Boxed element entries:

________

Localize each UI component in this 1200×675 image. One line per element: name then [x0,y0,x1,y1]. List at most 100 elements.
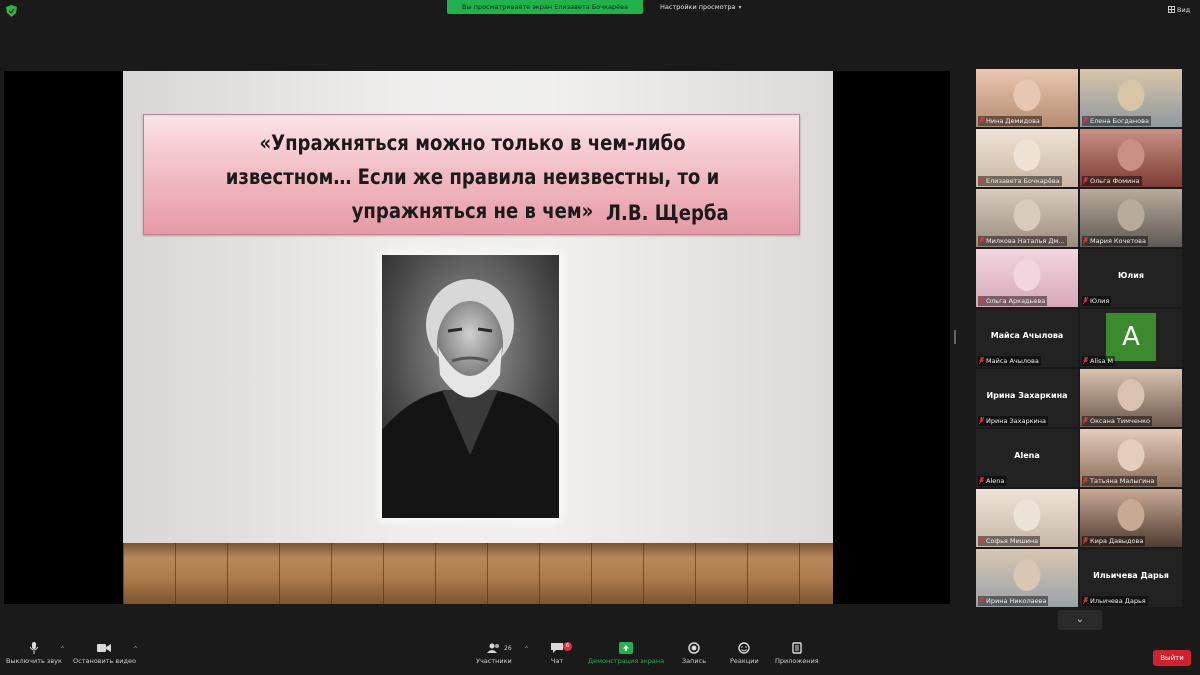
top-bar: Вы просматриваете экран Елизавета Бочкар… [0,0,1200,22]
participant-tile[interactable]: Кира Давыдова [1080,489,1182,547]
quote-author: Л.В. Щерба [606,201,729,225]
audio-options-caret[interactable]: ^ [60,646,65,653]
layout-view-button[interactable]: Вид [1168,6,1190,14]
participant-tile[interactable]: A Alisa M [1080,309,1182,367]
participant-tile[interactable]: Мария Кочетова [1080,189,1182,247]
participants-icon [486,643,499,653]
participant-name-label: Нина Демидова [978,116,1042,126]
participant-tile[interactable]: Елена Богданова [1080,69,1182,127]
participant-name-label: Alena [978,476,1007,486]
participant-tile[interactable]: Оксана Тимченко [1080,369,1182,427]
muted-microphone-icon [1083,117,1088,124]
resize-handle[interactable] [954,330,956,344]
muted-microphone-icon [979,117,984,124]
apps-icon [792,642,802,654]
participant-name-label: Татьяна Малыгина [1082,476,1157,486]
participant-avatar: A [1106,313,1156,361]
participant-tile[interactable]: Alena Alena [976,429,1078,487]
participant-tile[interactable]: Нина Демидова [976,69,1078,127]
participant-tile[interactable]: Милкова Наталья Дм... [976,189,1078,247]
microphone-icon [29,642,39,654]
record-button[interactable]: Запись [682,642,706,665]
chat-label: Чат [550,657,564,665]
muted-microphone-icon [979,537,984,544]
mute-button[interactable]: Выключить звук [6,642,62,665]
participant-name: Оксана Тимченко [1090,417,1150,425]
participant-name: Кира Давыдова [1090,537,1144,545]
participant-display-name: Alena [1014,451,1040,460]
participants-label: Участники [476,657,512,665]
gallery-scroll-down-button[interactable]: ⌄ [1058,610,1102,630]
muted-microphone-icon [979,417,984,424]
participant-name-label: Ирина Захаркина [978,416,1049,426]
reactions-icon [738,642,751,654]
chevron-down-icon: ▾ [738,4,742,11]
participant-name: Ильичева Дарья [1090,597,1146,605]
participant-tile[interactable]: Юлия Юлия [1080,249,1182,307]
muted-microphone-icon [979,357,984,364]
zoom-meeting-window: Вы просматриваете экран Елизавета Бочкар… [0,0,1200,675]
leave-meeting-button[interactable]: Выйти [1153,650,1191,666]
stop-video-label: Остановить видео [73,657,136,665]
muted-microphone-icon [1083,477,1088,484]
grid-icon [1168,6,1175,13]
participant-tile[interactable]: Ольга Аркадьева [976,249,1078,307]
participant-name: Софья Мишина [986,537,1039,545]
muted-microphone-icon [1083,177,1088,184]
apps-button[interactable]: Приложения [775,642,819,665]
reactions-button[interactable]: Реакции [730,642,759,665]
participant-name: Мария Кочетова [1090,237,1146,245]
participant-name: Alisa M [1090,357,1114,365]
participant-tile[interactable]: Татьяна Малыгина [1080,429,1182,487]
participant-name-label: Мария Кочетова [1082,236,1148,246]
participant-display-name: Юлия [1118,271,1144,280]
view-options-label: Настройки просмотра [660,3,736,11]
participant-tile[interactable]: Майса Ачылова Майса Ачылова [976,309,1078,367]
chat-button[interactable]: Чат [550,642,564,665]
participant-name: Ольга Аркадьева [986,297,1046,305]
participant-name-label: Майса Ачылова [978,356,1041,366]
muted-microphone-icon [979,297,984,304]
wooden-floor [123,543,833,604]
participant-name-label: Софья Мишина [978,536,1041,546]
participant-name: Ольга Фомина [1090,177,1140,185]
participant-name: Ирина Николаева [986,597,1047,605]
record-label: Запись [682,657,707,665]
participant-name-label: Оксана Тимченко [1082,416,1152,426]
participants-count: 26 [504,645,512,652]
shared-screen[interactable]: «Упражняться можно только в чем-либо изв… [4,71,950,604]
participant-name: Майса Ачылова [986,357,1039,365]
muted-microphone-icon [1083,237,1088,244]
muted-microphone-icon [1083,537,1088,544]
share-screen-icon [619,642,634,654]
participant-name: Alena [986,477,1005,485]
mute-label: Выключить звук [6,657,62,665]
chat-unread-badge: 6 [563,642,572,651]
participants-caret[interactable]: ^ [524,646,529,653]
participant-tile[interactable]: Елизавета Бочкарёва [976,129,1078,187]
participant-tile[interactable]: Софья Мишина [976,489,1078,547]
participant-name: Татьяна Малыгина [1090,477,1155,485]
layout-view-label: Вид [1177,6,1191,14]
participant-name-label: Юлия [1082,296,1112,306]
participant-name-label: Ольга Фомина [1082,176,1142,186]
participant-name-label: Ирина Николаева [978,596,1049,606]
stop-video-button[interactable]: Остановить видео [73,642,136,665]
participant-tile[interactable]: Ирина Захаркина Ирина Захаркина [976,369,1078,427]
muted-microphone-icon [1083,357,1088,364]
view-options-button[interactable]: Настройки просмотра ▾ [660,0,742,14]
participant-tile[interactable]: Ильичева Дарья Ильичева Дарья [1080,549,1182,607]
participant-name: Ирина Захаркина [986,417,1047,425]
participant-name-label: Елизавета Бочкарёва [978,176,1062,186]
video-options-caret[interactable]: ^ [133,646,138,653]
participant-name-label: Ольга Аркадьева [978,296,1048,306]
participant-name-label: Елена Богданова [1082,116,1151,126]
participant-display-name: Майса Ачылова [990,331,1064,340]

________

▸ **Exercise details**:
Return the stretch of the listing from the line containing "top-bar: Вы просматриваете" through the line containing "muted-microphone-icon [1083,117,1088,124]", both included, reproducing each line unchanged.

▸ **Exercise answer**:
top-bar: Вы просматриваете экран Елизавета Бочкар… [0,0,1200,22]
participant-tile[interactable]: Кира Давыдова [1080,489,1182,547]
quote-author: Л.В. Щерба [606,201,729,225]
audio-options-caret[interactable]: ^ [60,646,65,653]
layout-view-button[interactable]: Вид [1168,6,1190,14]
participant-tile[interactable]: A Alisa M [1080,309,1182,367]
participant-tile[interactable]: Мария Кочетова [1080,189,1182,247]
participants-icon [486,643,499,653]
participant-name-label: Нина Демидова [978,116,1042,126]
participant-tile[interactable]: Елена Богданова [1080,69,1182,127]
participant-name-label: Alena [978,476,1007,486]
participant-tile[interactable]: Оксана Тимченко [1080,369,1182,427]
muted-microphone-icon [1083,117,1088,124]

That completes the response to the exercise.